◆ **WHAT THE EXERCISE ASKS**
Emit the data below verbatim, stripping out any pictures.

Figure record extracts

- - - - -

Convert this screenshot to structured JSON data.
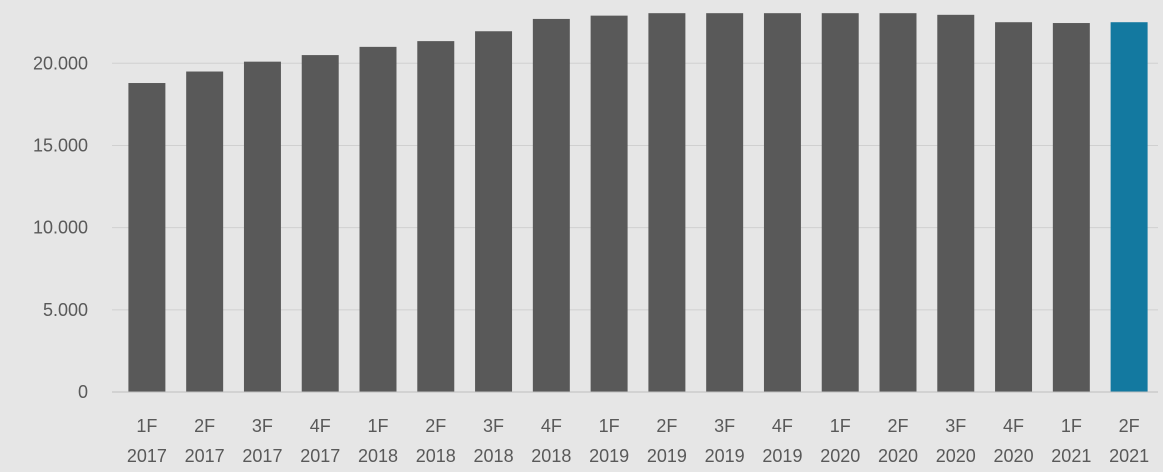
{
  "chart_data": {
    "type": "bar",
    "title": "",
    "xlabel": "",
    "ylabel": "",
    "ylim": [
      0,
      23000
    ],
    "yticks": [
      0,
      5000,
      10000,
      15000,
      20000
    ],
    "ytick_labels": [
      "0",
      "5.000",
      "10.000",
      "15.000",
      "20.000"
    ],
    "grid": true,
    "categories": [
      [
        "1F",
        "2017"
      ],
      [
        "2F",
        "2017"
      ],
      [
        "3F",
        "2017"
      ],
      [
        "4F",
        "2017"
      ],
      [
        "1F",
        "2018"
      ],
      [
        "2F",
        "2018"
      ],
      [
        "3F",
        "2018"
      ],
      [
        "4F",
        "2018"
      ],
      [
        "1F",
        "2019"
      ],
      [
        "2F",
        "2019"
      ],
      [
        "3F",
        "2019"
      ],
      [
        "4F",
        "2019"
      ],
      [
        "1F",
        "2020"
      ],
      [
        "2F",
        "2020"
      ],
      [
        "3F",
        "2020"
      ],
      [
        "4F",
        "2020"
      ],
      [
        "1F",
        "2021"
      ],
      [
        "2F",
        "2021"
      ]
    ],
    "values": [
      18800,
      19500,
      20100,
      20500,
      21000,
      21350,
      21950,
      22700,
      22900,
      23050,
      23050,
      23050,
      23050,
      23050,
      22950,
      22500,
      22450,
      22500
    ],
    "colors": {
      "default": "#595959",
      "highlight": "#1379a0"
    },
    "highlight_index": 17
  }
}
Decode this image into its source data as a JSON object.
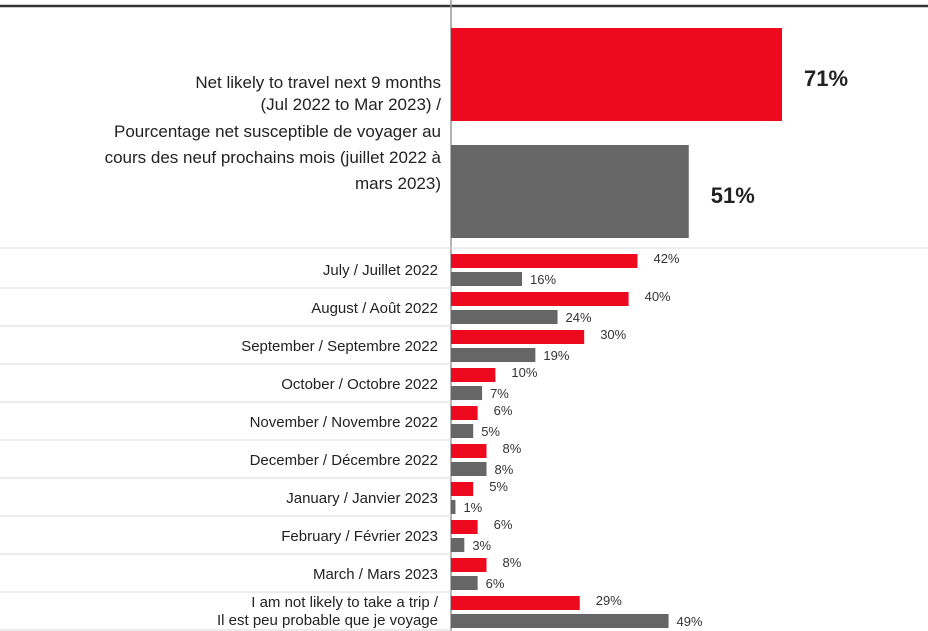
{
  "chart_data": {
    "type": "bar",
    "orientation": "horizontal",
    "colors": {
      "series_a": "#ee0a1e",
      "series_b": "#666666",
      "axis": "#999999",
      "rule": "#333333"
    },
    "summary": {
      "label_lines": [
        "Net likely to travel next 9 months",
        "(Jul 2022 to Mar 2023) /",
        "Pourcentage net susceptible de voyager au",
        "cours des neuf prochains mois (juillet 2022 à",
        "mars 2023)"
      ],
      "values": [
        71,
        51
      ],
      "value_labels": [
        "71%",
        "51%"
      ]
    },
    "categories": [
      [
        "July / Juillet 2022"
      ],
      [
        "August / Août 2022"
      ],
      [
        "September / Septembre 2022"
      ],
      [
        "October / Octobre 2022"
      ],
      [
        "November / Novembre 2022"
      ],
      [
        "December / Décembre 2022"
      ],
      [
        "January / Janvier 2023"
      ],
      [
        "February / Février  2023"
      ],
      [
        "March / Mars  2023"
      ],
      [
        "I am not likely to take a trip /",
        "Il est peu probable que je voyage"
      ]
    ],
    "series": [
      {
        "values": [
          42,
          40,
          30,
          10,
          6,
          8,
          5,
          6,
          8,
          29
        ],
        "value_labels": [
          "42%",
          "40%",
          "30%",
          "10%",
          "6%",
          "8%",
          "5%",
          "6%",
          "8%",
          "29%"
        ]
      },
      {
        "values": [
          16,
          24,
          19,
          7,
          5,
          8,
          1,
          3,
          6,
          49
        ],
        "value_labels": [
          "16%",
          "24%",
          "19%",
          "7%",
          "5%",
          "8%",
          "1%",
          "3%",
          "6%",
          "49%"
        ]
      }
    ],
    "xlim": [
      0,
      100
    ],
    "grid": false,
    "legend": "none"
  }
}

- - - - -

◆ **ANSWER FOR THE TASK**
Convert this screenshot to structured JSON data.
{
  "chart_data": {
    "type": "bar",
    "title": "",
    "xlabel": "",
    "ylabel": "",
    "ylim": [
      0,
      23000
    ],
    "yticks": [
      0,
      5000,
      10000,
      15000,
      20000
    ],
    "ytick_labels": [
      "0",
      "5.000",
      "10.000",
      "15.000",
      "20.000"
    ],
    "grid": true,
    "categories": [
      [
        "1F",
        "2017"
      ],
      [
        "2F",
        "2017"
      ],
      [
        "3F",
        "2017"
      ],
      [
        "4F",
        "2017"
      ],
      [
        "1F",
        "2018"
      ],
      [
        "2F",
        "2018"
      ],
      [
        "3F",
        "2018"
      ],
      [
        "4F",
        "2018"
      ],
      [
        "1F",
        "2019"
      ],
      [
        "2F",
        "2019"
      ],
      [
        "3F",
        "2019"
      ],
      [
        "4F",
        "2019"
      ],
      [
        "1F",
        "2020"
      ],
      [
        "2F",
        "2020"
      ],
      [
        "3F",
        "2020"
      ],
      [
        "4F",
        "2020"
      ],
      [
        "1F",
        "2021"
      ],
      [
        "2F",
        "2021"
      ]
    ],
    "values": [
      18800,
      19500,
      20100,
      20500,
      21000,
      21350,
      21950,
      22700,
      22900,
      23050,
      23050,
      23050,
      23050,
      23050,
      22950,
      22500,
      22450,
      22500
    ],
    "colors": {
      "default": "#595959",
      "highlight": "#1379a0"
    },
    "highlight_index": 17
  }
}
Decode this image into its source data as a JSON object.
{
  "chart_data": {
    "type": "bar",
    "orientation": "horizontal",
    "colors": {
      "series_a": "#ee0a1e",
      "series_b": "#666666",
      "axis": "#999999",
      "rule": "#333333"
    },
    "summary": {
      "label_lines": [
        "Net likely to travel next 9 months",
        "(Jul 2022 to Mar 2023) /",
        "Pourcentage net susceptible de voyager au",
        "cours des neuf prochains mois (juillet 2022 à",
        "mars 2023)"
      ],
      "values": [
        71,
        51
      ],
      "value_labels": [
        "71%",
        "51%"
      ]
    },
    "categories": [
      [
        "July / Juillet 2022"
      ],
      [
        "August / Août 2022"
      ],
      [
        "September / Septembre 2022"
      ],
      [
        "October / Octobre 2022"
      ],
      [
        "November / Novembre 2022"
      ],
      [
        "December / Décembre 2022"
      ],
      [
        "January / Janvier 2023"
      ],
      [
        "February / Février  2023"
      ],
      [
        "March / Mars  2023"
      ],
      [
        "I am not likely to take a trip /",
        "Il est peu probable que je voyage"
      ]
    ],
    "series": [
      {
        "values": [
          42,
          40,
          30,
          10,
          6,
          8,
          5,
          6,
          8,
          29
        ],
        "value_labels": [
          "42%",
          "40%",
          "30%",
          "10%",
          "6%",
          "8%",
          "5%",
          "6%",
          "8%",
          "29%"
        ]
      },
      {
        "values": [
          16,
          24,
          19,
          7,
          5,
          8,
          1,
          3,
          6,
          49
        ],
        "value_labels": [
          "16%",
          "24%",
          "19%",
          "7%",
          "5%",
          "8%",
          "1%",
          "3%",
          "6%",
          "49%"
        ]
      }
    ],
    "xlim": [
      0,
      100
    ],
    "grid": false,
    "legend": "none"
  }
}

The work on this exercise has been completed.